**Extracted information**:
--
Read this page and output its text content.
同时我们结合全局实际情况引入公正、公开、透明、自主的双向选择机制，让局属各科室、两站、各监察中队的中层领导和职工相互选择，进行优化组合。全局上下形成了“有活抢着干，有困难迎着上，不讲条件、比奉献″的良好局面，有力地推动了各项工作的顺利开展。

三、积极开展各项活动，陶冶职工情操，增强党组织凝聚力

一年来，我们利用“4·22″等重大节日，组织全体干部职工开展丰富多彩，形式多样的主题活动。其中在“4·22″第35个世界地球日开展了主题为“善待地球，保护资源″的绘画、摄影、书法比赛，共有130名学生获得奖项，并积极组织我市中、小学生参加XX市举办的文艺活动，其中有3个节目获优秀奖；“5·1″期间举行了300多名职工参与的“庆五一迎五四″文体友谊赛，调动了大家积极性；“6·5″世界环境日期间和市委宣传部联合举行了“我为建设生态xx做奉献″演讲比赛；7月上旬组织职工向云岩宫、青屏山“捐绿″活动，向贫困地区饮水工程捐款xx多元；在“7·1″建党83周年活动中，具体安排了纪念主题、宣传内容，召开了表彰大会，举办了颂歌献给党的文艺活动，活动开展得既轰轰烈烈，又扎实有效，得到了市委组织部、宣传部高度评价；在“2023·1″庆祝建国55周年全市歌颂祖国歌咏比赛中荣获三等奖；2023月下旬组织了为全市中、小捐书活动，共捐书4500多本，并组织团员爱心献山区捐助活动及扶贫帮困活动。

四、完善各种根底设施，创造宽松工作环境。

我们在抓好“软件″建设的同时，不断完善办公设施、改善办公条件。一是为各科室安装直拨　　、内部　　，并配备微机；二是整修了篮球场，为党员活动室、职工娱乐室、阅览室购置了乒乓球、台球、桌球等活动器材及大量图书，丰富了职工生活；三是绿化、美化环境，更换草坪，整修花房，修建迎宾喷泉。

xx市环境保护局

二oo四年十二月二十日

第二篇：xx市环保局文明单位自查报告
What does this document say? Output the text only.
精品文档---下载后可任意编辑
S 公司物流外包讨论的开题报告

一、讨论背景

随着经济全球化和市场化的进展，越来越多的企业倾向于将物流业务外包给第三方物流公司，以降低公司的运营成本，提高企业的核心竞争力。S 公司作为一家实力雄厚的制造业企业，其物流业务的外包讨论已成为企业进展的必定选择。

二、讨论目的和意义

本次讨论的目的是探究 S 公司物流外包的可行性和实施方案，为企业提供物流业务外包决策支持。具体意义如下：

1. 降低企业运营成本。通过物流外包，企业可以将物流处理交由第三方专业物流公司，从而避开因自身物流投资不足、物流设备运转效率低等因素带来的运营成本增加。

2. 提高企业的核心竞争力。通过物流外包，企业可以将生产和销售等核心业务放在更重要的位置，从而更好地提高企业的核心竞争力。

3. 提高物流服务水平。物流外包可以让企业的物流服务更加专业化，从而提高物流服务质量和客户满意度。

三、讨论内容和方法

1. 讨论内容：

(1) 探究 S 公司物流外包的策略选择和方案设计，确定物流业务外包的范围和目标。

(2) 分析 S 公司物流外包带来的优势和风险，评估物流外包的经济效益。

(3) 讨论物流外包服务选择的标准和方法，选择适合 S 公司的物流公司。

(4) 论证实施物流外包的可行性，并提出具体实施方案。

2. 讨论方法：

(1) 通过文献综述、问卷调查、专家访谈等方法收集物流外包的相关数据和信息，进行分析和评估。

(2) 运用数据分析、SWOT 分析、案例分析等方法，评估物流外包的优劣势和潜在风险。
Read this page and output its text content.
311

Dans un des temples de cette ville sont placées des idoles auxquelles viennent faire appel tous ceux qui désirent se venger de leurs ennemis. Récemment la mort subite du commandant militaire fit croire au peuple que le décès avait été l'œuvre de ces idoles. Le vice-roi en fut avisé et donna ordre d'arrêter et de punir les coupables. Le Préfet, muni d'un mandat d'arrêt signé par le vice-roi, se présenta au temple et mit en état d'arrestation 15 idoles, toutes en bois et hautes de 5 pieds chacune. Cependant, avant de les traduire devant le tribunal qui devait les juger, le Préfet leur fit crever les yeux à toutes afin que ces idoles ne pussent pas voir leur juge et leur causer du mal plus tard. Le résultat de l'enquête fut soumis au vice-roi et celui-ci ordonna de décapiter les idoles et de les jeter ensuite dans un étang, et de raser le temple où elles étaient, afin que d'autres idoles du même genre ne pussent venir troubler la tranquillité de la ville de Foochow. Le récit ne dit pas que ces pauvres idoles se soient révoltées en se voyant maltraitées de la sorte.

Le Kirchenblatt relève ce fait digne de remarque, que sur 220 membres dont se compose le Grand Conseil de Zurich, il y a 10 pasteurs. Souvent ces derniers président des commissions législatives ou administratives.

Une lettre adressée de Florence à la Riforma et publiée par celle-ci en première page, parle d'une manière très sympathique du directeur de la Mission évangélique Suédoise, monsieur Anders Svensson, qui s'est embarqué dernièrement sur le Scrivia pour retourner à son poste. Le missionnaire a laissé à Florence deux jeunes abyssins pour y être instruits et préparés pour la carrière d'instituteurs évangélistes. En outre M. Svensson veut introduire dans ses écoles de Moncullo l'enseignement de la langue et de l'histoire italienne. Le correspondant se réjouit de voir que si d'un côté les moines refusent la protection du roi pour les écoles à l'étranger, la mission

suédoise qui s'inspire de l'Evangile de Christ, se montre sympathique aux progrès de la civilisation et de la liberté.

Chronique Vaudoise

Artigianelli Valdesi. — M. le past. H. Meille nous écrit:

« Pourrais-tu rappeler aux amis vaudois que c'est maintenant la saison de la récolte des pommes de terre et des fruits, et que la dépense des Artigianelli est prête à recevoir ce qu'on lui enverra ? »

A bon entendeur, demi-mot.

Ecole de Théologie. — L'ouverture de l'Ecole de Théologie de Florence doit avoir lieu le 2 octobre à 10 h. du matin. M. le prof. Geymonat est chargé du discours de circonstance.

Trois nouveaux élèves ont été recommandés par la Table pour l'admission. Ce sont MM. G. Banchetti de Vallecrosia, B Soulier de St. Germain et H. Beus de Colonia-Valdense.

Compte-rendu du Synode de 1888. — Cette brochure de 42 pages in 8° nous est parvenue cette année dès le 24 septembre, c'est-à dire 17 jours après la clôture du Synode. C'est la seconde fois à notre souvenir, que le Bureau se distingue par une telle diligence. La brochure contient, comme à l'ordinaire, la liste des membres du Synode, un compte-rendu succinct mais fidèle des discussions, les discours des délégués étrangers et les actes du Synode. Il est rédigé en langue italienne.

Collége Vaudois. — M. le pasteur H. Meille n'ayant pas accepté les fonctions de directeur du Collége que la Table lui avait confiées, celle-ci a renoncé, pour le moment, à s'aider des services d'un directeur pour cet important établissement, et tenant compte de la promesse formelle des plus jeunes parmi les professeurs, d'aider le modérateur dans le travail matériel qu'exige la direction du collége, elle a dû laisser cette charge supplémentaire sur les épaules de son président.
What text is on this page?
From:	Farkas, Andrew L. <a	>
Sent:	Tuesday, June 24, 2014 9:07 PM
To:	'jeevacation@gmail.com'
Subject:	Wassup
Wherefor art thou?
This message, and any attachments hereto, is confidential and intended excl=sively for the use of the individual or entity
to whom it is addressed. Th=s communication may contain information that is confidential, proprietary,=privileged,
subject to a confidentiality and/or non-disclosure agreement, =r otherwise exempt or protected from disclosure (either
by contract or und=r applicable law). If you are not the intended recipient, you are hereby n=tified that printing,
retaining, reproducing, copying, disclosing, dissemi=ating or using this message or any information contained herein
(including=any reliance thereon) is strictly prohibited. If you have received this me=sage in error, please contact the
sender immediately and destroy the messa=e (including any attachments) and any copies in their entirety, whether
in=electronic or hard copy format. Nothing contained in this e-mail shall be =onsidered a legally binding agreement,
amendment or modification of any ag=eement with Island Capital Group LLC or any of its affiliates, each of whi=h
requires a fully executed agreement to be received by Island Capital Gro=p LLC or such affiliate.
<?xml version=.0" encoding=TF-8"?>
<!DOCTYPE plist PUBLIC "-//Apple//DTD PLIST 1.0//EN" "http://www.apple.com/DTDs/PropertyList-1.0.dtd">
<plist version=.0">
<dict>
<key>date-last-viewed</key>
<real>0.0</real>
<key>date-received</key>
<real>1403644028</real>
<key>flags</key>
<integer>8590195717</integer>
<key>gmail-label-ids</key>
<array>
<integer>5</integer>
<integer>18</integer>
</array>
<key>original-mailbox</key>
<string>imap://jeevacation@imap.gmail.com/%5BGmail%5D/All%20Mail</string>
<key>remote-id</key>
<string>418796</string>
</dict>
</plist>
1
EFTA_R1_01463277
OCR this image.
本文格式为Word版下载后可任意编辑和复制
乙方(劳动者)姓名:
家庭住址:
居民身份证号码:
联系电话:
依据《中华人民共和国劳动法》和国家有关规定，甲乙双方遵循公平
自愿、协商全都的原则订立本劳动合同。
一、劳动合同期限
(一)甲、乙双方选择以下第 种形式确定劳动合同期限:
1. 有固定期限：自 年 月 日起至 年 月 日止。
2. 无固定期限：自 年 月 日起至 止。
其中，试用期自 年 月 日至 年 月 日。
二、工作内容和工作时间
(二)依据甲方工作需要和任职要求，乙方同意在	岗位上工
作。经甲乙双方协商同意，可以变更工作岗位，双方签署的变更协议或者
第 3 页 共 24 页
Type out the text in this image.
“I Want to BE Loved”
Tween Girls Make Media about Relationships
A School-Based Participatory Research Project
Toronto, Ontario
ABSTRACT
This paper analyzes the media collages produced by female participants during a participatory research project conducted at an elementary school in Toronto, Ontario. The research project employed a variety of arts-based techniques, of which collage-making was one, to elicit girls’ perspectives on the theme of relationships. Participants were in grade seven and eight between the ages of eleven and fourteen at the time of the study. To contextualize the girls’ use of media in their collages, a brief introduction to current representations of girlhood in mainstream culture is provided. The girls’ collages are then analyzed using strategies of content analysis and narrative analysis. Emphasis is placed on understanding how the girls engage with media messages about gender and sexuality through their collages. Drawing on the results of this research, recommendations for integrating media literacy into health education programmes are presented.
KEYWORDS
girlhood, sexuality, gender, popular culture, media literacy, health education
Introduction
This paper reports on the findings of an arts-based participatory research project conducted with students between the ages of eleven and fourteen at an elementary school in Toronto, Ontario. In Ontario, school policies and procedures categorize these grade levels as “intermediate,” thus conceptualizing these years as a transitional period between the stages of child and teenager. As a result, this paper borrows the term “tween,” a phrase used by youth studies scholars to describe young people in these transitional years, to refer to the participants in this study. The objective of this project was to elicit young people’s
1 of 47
--
**Given problem**:
Look through the entries and return every line where "Artigianelli" appears.

**Correct result**:
Artigianelli Valdesi. — M. le past. H. Meille nous écrit:
« Pourrais-tu rappeler aux amis vaudois que c'est maintenant la saison de la récolte des pommes de terre et des fruits, et que la dépense des Artigianelli est prête à recevoir ce qu'on lui enverra ? »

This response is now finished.